§ **EXERCISE MATERIAL**:
>>>>>
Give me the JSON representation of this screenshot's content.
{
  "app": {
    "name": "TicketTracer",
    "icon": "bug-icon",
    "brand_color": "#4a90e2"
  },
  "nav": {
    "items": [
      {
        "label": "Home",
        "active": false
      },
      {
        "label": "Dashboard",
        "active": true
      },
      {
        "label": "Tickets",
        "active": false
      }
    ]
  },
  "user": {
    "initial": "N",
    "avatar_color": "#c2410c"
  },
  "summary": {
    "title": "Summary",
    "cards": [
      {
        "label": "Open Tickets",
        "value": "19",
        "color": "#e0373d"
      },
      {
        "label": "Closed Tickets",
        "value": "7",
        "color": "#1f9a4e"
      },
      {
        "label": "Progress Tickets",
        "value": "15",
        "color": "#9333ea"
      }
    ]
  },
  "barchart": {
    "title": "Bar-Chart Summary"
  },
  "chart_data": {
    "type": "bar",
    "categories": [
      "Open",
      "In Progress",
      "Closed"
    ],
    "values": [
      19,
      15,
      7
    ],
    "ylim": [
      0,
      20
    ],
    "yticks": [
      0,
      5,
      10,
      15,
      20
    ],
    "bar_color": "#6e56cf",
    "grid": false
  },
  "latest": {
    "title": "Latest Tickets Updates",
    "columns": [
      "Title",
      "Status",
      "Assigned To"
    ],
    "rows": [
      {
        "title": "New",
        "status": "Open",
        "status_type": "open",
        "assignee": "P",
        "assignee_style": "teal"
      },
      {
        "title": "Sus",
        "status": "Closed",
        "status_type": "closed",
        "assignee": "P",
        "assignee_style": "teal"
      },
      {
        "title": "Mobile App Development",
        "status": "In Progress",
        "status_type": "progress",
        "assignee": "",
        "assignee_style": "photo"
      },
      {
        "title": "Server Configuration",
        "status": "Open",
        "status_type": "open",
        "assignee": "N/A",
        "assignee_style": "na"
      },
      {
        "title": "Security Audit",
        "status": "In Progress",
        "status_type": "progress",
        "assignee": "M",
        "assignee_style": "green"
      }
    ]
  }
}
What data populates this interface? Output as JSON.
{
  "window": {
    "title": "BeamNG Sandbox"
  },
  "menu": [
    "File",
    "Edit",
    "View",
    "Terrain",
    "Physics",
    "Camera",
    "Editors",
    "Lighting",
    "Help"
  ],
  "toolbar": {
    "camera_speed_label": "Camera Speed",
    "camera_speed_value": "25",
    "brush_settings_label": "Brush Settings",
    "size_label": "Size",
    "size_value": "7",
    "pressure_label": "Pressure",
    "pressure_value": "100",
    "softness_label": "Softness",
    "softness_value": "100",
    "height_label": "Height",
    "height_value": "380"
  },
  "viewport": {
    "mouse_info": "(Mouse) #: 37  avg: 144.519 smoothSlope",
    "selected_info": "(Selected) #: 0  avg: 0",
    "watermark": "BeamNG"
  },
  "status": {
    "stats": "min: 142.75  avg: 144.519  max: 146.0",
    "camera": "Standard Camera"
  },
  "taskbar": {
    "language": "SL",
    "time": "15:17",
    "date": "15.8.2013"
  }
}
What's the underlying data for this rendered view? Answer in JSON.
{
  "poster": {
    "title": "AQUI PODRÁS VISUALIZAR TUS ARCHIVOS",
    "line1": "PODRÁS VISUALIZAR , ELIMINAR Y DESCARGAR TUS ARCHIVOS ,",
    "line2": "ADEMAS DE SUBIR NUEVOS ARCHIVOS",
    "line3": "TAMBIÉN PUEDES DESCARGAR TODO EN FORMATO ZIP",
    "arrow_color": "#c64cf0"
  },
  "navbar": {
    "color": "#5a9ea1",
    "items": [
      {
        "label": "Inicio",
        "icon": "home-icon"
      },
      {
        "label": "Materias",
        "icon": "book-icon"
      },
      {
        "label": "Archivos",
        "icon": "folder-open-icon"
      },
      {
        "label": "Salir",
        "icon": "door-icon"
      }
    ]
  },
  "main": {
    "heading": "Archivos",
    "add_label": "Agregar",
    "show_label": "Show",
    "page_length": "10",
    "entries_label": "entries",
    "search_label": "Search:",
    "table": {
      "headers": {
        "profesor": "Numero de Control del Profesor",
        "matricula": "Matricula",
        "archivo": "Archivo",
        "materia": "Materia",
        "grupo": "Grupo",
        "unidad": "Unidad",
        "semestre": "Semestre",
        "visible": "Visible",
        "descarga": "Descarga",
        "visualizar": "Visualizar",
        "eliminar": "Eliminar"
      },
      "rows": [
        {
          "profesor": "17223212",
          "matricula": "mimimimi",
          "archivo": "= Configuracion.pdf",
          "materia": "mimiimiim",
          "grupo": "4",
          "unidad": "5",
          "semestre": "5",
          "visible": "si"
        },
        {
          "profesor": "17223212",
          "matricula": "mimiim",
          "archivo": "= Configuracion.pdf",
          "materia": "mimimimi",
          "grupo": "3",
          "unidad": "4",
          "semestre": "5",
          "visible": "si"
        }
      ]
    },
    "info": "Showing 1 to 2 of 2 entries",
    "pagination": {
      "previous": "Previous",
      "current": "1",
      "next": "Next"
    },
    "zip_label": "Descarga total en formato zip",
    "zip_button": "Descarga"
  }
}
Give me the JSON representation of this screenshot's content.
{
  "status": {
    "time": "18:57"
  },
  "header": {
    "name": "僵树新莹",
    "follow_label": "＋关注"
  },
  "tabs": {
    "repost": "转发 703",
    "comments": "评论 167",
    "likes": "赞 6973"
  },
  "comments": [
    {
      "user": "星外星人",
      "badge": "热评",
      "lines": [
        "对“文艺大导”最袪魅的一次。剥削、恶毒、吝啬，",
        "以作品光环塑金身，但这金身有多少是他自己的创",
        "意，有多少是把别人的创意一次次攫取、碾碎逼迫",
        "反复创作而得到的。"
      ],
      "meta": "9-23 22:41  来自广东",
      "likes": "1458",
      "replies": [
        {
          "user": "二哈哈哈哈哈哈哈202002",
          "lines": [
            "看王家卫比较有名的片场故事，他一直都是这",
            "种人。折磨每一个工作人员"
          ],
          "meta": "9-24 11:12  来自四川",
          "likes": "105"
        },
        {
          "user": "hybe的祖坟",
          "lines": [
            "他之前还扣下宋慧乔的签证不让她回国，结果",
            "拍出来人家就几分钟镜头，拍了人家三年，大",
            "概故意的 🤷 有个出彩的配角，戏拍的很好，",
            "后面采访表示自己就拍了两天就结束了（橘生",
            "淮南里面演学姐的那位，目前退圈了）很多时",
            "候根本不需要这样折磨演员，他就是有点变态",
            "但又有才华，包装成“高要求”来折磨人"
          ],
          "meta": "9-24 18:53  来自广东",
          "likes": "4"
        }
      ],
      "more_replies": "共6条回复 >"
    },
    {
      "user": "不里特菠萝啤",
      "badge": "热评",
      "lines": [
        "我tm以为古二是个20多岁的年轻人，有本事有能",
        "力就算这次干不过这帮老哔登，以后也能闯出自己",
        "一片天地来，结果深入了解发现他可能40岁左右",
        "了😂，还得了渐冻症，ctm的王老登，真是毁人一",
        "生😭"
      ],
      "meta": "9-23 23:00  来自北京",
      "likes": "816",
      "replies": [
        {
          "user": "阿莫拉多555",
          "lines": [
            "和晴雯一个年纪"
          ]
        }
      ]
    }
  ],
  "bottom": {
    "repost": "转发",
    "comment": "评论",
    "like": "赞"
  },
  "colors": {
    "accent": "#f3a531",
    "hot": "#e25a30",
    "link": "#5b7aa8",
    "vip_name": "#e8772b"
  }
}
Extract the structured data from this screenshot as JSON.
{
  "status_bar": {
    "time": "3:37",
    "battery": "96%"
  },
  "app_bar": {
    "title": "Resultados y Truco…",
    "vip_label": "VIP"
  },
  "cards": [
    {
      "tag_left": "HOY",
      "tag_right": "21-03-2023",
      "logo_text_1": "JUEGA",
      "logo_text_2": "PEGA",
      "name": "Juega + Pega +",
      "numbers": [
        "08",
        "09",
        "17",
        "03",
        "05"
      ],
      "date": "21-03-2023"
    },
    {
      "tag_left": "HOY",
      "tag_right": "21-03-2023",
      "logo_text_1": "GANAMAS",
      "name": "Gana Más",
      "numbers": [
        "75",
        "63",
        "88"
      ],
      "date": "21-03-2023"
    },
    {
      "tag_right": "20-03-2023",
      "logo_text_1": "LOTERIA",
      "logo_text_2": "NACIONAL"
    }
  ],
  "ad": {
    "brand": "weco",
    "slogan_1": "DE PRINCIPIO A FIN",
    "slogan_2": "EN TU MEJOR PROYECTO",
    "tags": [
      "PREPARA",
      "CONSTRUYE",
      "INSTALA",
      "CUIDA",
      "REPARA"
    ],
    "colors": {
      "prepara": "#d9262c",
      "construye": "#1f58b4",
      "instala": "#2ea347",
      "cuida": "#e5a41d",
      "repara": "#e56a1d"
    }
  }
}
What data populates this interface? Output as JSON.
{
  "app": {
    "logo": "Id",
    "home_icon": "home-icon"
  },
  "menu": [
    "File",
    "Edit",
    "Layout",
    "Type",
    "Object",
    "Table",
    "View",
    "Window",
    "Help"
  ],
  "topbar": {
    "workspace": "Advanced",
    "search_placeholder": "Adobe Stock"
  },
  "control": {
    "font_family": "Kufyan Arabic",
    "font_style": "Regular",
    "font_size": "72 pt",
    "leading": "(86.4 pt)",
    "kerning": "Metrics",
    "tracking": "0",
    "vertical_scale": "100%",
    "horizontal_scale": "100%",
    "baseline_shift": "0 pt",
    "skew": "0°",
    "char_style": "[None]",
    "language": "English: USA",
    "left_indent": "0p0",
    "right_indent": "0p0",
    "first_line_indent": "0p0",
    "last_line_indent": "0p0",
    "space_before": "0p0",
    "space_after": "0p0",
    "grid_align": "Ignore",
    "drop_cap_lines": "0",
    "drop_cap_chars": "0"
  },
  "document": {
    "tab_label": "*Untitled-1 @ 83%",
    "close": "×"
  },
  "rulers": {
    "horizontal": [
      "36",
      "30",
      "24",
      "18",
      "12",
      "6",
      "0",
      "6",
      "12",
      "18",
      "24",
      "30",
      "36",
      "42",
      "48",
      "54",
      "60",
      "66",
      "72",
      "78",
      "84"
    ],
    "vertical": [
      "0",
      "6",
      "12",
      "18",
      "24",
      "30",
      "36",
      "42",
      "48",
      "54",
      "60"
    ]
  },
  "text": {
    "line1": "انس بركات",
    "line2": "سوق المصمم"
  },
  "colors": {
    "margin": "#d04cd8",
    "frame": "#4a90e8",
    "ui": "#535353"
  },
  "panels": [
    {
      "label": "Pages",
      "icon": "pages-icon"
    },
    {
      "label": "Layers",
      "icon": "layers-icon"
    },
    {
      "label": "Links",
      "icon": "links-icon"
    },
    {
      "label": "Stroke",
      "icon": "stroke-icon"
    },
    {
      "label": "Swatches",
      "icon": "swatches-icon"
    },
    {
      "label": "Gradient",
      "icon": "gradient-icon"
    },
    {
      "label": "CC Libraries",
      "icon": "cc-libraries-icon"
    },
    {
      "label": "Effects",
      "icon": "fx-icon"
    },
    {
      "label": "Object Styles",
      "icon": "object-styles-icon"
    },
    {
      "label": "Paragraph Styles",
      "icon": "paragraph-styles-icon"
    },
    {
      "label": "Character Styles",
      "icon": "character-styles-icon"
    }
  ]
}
<<<<<
Return each line in the records that holds the string "entries".

§ **COMPLETE RESPONSE**:
    "entries_label": "entries",
    "info": "Showing 1 to 2 of 2 entries",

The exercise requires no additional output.